— Brano scelto —
________________________
Statua (la) di Paolo Incioda

Titolo dello spettacolo

Statua (la) di Paolo Incioda

Autore

Rodolfo Leoni

Tipologia

Operetta in un atto dalla commedia omonima

Trama

Nel paese di Vattelappesca, il sindaco si appresta ad inaugurare una statua al concittadino Paolo Incioda, ritenuto eroe, caduto in battaglia contro i briganti. Ma Paolo Incioda non è morto, ma torna in paese sprovvisto, però, di documenti. D’altra parte lo scultore che doveva fare la statua, ancora non l’ha nemmeno incominciata. Convince Paolo Incioda a prestarsi all’imbroglio, facendo lui stesso da statua. Si susseguono le gag e i colpi di scena, finché non arrivano le carte che testimoniano l’identità di Paolo Incioda. Si destinerà il piedistallo vuoto per una statua al sindaco, alla sua morte.

Personaggi

Cocai, sindaco di Vattelappesca - Baritono
Paolo Incioda - Tenore
Chiappini, Brigadiere - Baritono
Angelo Telaragni, scultore - Tenore
Antonio, popolano - Tenore
Giuseppe, id. - Baritono
Beniamino, figlio di Cocai - Mezzo-soprano
Popolani - Coro di voci miste
Tre soldati che non parlano.
________________________
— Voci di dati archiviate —
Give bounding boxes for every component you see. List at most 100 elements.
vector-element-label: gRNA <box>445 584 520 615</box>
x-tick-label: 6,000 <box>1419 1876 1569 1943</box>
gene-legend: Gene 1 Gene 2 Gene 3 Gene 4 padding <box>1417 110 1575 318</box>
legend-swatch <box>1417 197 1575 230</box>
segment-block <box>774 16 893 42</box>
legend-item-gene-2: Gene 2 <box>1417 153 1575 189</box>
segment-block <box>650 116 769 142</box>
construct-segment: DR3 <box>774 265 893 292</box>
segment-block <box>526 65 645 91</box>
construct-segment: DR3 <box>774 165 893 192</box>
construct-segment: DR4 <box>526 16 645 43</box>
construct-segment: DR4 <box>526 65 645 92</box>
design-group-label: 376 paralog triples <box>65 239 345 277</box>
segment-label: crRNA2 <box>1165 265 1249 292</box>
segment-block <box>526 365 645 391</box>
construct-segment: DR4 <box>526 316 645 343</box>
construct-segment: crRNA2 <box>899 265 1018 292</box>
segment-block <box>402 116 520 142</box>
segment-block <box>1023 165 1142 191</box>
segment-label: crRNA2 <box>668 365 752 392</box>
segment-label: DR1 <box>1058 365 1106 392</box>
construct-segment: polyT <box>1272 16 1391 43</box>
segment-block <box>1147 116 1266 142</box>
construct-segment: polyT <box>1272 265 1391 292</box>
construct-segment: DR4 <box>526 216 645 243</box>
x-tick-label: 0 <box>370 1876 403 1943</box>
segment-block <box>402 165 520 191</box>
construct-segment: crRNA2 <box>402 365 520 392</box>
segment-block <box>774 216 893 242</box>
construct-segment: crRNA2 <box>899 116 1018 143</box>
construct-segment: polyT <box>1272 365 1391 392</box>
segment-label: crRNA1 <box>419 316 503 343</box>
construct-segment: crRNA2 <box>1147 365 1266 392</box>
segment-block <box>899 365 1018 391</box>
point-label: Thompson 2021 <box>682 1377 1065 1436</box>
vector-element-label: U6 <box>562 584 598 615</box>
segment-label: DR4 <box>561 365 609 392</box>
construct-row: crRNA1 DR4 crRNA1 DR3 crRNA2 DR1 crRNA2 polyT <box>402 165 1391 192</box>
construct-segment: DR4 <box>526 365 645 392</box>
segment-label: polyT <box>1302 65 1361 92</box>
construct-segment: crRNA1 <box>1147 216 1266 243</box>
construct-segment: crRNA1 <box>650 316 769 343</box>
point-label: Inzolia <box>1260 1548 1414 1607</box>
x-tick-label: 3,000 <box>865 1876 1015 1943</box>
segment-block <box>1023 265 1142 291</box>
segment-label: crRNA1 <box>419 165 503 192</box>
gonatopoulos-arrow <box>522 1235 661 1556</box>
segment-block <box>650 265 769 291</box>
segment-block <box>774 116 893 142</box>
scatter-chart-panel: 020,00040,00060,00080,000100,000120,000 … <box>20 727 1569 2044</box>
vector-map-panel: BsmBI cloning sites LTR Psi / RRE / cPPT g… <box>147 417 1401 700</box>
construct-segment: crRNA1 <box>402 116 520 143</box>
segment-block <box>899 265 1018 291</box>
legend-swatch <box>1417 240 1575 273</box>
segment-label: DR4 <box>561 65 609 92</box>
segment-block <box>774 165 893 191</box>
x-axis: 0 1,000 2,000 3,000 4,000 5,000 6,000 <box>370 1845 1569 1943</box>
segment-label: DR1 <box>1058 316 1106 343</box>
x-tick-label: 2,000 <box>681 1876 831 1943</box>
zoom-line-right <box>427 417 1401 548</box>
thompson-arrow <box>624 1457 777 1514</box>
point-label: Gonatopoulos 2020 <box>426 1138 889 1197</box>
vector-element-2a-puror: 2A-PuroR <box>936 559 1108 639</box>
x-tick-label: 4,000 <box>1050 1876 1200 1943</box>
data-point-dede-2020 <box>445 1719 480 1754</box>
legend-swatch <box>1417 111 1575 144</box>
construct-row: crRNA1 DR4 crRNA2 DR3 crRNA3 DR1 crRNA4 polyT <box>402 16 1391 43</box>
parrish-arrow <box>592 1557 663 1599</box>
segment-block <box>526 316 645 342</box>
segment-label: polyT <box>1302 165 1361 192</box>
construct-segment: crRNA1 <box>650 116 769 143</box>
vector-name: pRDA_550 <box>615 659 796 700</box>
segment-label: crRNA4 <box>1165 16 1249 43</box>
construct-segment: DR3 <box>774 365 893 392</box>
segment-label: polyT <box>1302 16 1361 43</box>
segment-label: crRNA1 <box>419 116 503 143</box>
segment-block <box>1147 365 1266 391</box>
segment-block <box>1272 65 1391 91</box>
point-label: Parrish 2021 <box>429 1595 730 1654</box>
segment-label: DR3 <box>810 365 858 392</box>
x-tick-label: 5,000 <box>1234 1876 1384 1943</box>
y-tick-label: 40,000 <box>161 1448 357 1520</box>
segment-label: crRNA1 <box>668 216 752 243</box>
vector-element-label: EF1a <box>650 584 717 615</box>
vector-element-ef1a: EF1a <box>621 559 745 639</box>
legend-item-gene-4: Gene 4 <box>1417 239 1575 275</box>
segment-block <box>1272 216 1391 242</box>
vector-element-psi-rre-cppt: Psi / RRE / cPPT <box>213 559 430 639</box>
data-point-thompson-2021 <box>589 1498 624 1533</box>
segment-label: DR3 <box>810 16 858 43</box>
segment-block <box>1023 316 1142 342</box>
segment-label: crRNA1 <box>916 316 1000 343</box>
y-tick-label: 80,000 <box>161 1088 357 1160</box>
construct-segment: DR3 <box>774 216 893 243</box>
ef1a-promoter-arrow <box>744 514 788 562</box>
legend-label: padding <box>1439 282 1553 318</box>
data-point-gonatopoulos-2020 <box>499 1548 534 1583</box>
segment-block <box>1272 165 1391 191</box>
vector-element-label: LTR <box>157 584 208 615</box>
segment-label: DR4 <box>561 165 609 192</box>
________________________
— Compiti da svolgere —
a - Elenca tutti i personaggi della scheda sull'operetta la cui voce è indicata come tenore.
b - Per favore, indica se ciascuna affermazione concorda con la scheda sull'operetta, rispondendo sì o no e citando le parole decisive: (i) Paolo Incioda è morto in battaglia contro i briganti; (ii) lo scultore ha già incominciato la statua; (iii) Beniamino è figlio di Cocai.
c - Copia un passo della scheda sull'operetta: comincia dalle parole "Cocai, sindaco di" e fermati dopo "che non parlano.".

— Risposte agli esercizi —
a - Paolo Incioda; Angelo Telaragni; Antonio

b -
(i) No: "Ma Paolo Incioda non è morto"
(ii) No: "ancora non l’ha nemmeno incominciata"
(iii) Sì: "Beniamino, figlio di Cocai"

c -
Cocai, sindaco di Vattelappesca - Baritono
Paolo Incioda - Tenore
Chiappini, Brigadiere - Baritono
Angelo Telaragni, scultore - Tenore
Antonio, popolano - Tenore
Giuseppe, id. - Baritono
Beniamino, figlio di Cocai - Mezzo-soprano
Popolani - Coro di voci miste
Tre soldati che non parlano.